# Provided data start

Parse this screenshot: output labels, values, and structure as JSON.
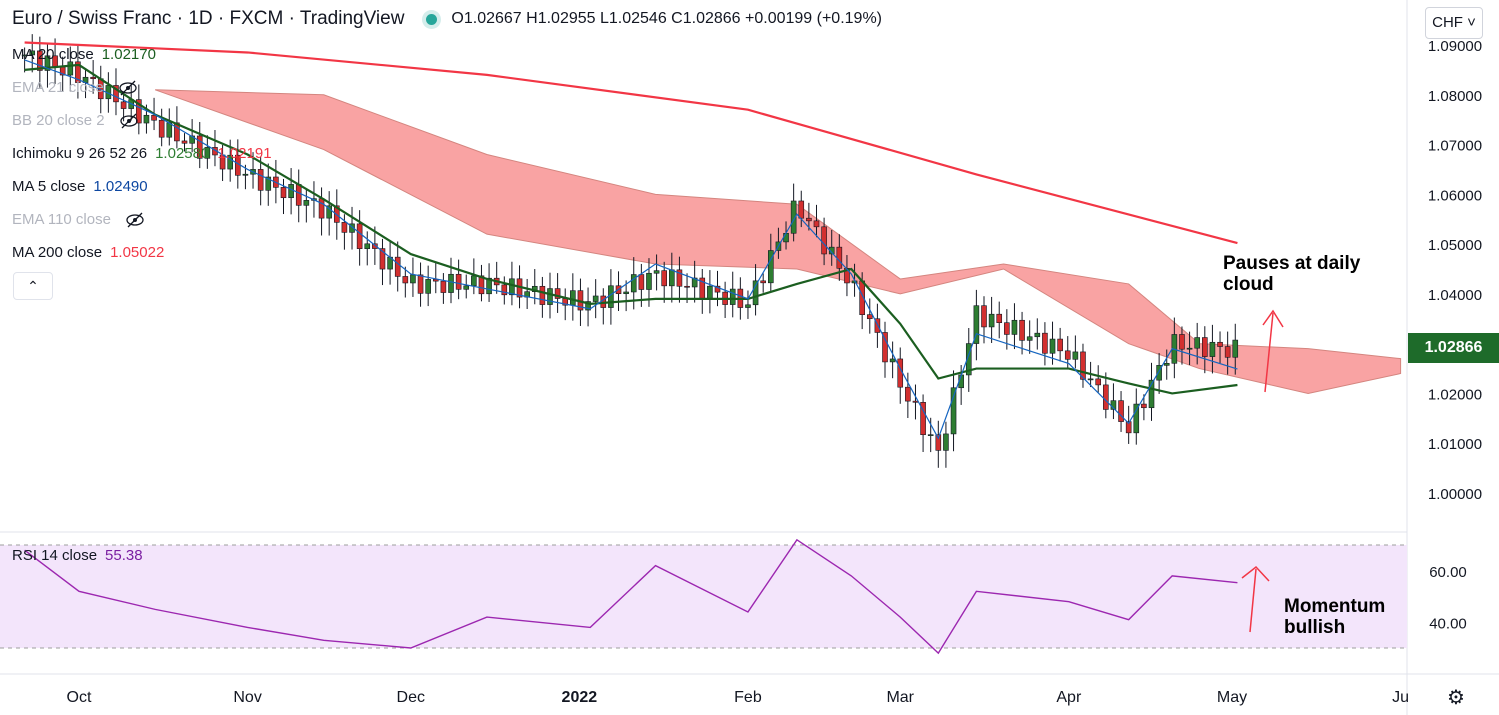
{
  "header": {
    "title": "Euro / Swiss Franc · 1D · FXCM · TradingView",
    "ohlc": "O1.02667 H1.02955 L1.02546 C1.02866 +0.00199 (+0.19%)"
  },
  "indicators": [
    {
      "label": "MA 20 close",
      "value": "1.02170",
      "color": "#1b5e20",
      "hidden": false
    },
    {
      "label": "EMA 21 close",
      "value": "",
      "color": "#b2b5be",
      "hidden": true
    },
    {
      "label": "BB 20 close 2",
      "value": "",
      "color": "#b2b5be",
      "hidden": true
    },
    {
      "label": "Ichimoku 9 26 52 26",
      "value": "1.02580",
      "value2": "1.02191",
      "color": "#2e7d32",
      "color2": "#f23645",
      "hidden": false
    },
    {
      "label": "MA 5 close",
      "value": "1.02490",
      "color": "#0d47a1",
      "hidden": false
    },
    {
      "label": "EMA 110 close",
      "value": "",
      "color": "#b2b5be",
      "hidden": true
    },
    {
      "label": "MA 200 close",
      "value": "1.05022",
      "color": "#f23645",
      "hidden": false
    }
  ],
  "rsi_legend": {
    "label": "RSI 14 close",
    "value": "55.38",
    "color": "#7b1fa2"
  },
  "currency_button": "CHF",
  "price_label": "1.02866",
  "annotations": {
    "price_line1": "Pauses at daily",
    "price_line2": "cloud",
    "rsi_line1": "Momentum",
    "rsi_line2": "bullish"
  },
  "collapse_icon": "chevron-up-icon",
  "settings_icon": "gear-icon",
  "chart_data": [
    {
      "type": "line",
      "title": "Euro / Swiss Franc · 1D · FXCM",
      "ylim": [
        0.997,
        1.0935
      ],
      "y_ticks": [
        "1.09000",
        "1.08000",
        "1.07000",
        "1.06000",
        "1.05000",
        "1.04000",
        "1.03000",
        "1.02000",
        "1.01000",
        "1.00000"
      ],
      "x_labels": [
        "Oct",
        "Nov",
        "Dec",
        "2022",
        "Feb",
        "Mar",
        "Apr",
        "May",
        "Ju"
      ],
      "x": [
        "Sep 21",
        "Oct 1",
        "Oct 15",
        "Nov 1",
        "Nov 15",
        "Dec 1",
        "Dec 15",
        "Jan 3",
        "Jan 15",
        "Feb 1",
        "Feb 10",
        "Feb 20",
        "Mar 1",
        "Mar 8",
        "Mar 15",
        "Apr 1",
        "Apr 12",
        "Apr 20",
        "May 2"
      ],
      "series": [
        {
          "name": "Close",
          "values": [
            1.088,
            1.084,
            1.074,
            1.064,
            1.057,
            1.042,
            1.042,
            1.038,
            1.044,
            1.038,
            1.058,
            1.042,
            1.022,
            1.008,
            1.036,
            1.028,
            1.013,
            1.03,
            1.0287
          ]
        },
        {
          "name": "MA 5",
          "values": [
            1.087,
            1.083,
            1.076,
            1.065,
            1.058,
            1.044,
            1.041,
            1.037,
            1.046,
            1.039,
            1.056,
            1.044,
            1.025,
            1.011,
            1.032,
            1.026,
            1.014,
            1.029,
            1.0249
          ]
        },
        {
          "name": "MA 20",
          "values": [
            1.085,
            1.086,
            1.076,
            1.068,
            1.059,
            1.048,
            1.043,
            1.038,
            1.039,
            1.039,
            1.042,
            1.045,
            1.034,
            1.023,
            1.025,
            1.025,
            1.022,
            1.02,
            1.0217
          ]
        }
      ],
      "ma200": {
        "name": "MA 200",
        "x": [
          "Sep 21",
          "Nov 1",
          "Dec 15",
          "Feb 1",
          "Mar 15",
          "May 2"
        ],
        "values": [
          1.0905,
          1.0885,
          1.084,
          1.077,
          1.064,
          1.0502
        ]
      },
      "cloud": {
        "name": "Ichimoku cloud",
        "x": [
          "Oct 15",
          "Nov 15",
          "Dec 15",
          "Jan 15",
          "Feb 10",
          "Mar 1",
          "Mar 20",
          "Apr 12",
          "Apr 25",
          "May 15",
          "Jun 1"
        ],
        "upper": [
          1.081,
          1.08,
          1.068,
          1.06,
          1.058,
          1.043,
          1.046,
          1.042,
          1.03,
          1.029,
          1.027
        ],
        "lower": [
          1.081,
          1.069,
          1.052,
          1.046,
          1.045,
          1.04,
          1.045,
          1.03,
          1.025,
          1.02,
          1.024
        ]
      }
    },
    {
      "type": "line",
      "title": "RSI 14 close",
      "ylim": [
        25,
        77
      ],
      "y_ticks": [
        "60.00",
        "40.00"
      ],
      "band": [
        30,
        70
      ],
      "x": [
        "Sep 21",
        "Oct 1",
        "Oct 15",
        "Nov 1",
        "Nov 15",
        "Dec 1",
        "Dec 15",
        "Jan 3",
        "Jan 15",
        "Feb 1",
        "Feb 10",
        "Feb 20",
        "Mar 1",
        "Mar 8",
        "Mar 15",
        "Apr 1",
        "Apr 12",
        "Apr 20",
        "May 2"
      ],
      "series": [
        {
          "name": "RSI 14",
          "values": [
            68,
            52,
            45,
            38,
            33,
            30,
            42,
            38,
            62,
            44,
            72,
            58,
            42,
            28,
            52,
            48,
            41,
            58,
            55.38
          ]
        }
      ]
    }
  ]
}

# Provided data end

* What is being asked
Select every line above that contains the word "Euro", and copy it.

* Answer to the problem
    "title": "Euro / Swiss Franc · 1D · FXCM · TradingView",
      "title": "Euro / Swiss Franc · 1D · FXCM",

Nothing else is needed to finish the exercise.